◆ **Texto de origem**

O que nos motiva liturgicamente para tal festa é o louvor merecido à Eucaristia, fonte de vida da Igreja. Desde o princípio de sua história, a Igreja devota à Eucaristia um zelo especial, pois reconhece neste sinal sacramental o próprio Jesus, que continua presente, vivo e atuante em meio às comunidades cristãs. Então, celebrar Corpus Christi significa fazer memória solene da entrega que Jesus fez de sua própria carne e sangue, para a vida da Igreja, e comprometer-nos com a missão de levar esta Boa Nova para todas as pessoas.

Após esta breve introdução, convido você a colocar-se em silêncio, concentrar-se e com fé invocar a presença do Espírito Santo. É o Espírito quem nos recorda o que Jesus nos revelou através da Sua Palavra. Peçamos ao Espírito que oriente a nossa inteligência e o nosso coração a abrirem-se para as coisas que Deus nos quer falar neste seu retiro.

 

Rezemos:

 

Santo Espírito de Deus, vinde sobre mim, sobre minha casa e sobre todos nós.

◆ **Requisitos do exercício**
[a] Reescreva o trecho do texto sobre Corpus Christi que começa nas palavras "Após esta breve" e vai até "neste seu retiro.", inclusive, substituindo "retiro" por "encontro".
[b] Com base no texto sobre Corpus Christi, diga se cada afirmação está de acordo com ele, respondendo sim ou não e citando as palavras do texto que decidem: (i) a Igreja reconhece na Eucaristia o próprio Jesus; (ii) a Igreja passou a dedicar zelo à Eucaristia apenas em tempos recentes; (iii) o leitor é convidado a invocar a presença do Espírito Santo em silêncio.
[c] Resuma o texto sobre Corpus Christi em duas frases.

◆ **Dados fornecidos**
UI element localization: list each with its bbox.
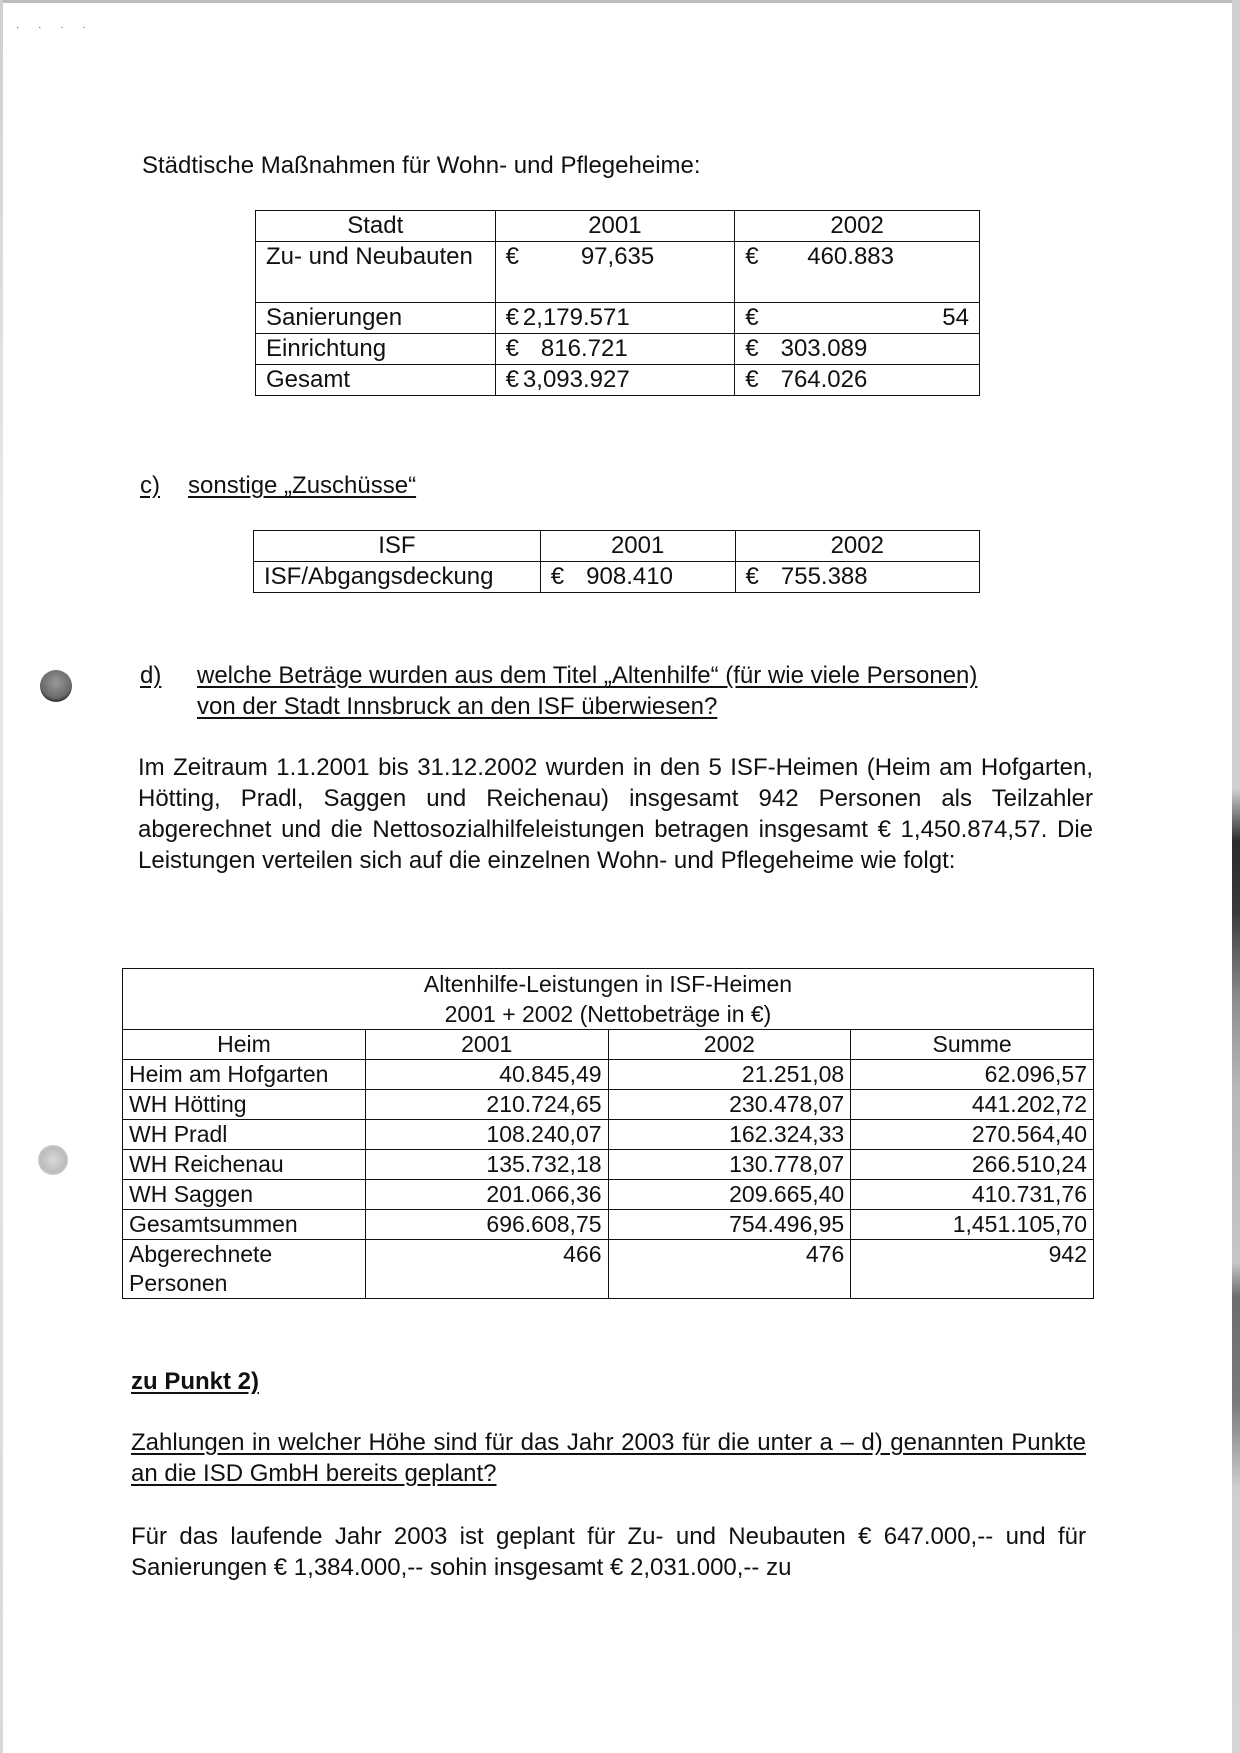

◆ **Respostas em ordem**
[a]
Após esta breve introdução, convido você a colocar-se em silêncio, concentrar-se e com fé invocar a presença do Espírito Santo. É o Espírito quem nos recorda o que Jesus nos revelou através da Sua Palavra. Peçamos ao Espírito que oriente a nossa inteligência e o nosso coração a abrirem-se para as coisas que Deus nos quer falar neste seu encontro.

[b]
(i) Sim: "reconhece neste sinal sacramental o próprio Jesus".
(ii) Não: "Desde o princípio de sua história, a Igreja devota à Eucaristia um zelo especial".
(iii) Sim: "convido você a colocar-se em silêncio, concentrar-se e com fé invocar a presença do Espírito Santo".

[c] A festa de Corpus Christi louva a Eucaristia, na qual a Igreja reconhece Jesus presente, e faz memória solene da entrega de sua carne e sangue, com o compromisso de levar a Boa Nova a todas as pessoas. Depois dessa introdução, o leitor é convidado a fazer silêncio e invocar com fé o Espírito Santo, pedindo que oriente a inteligência e o coração a abrirem-se ao que Deus quer falar no retiro.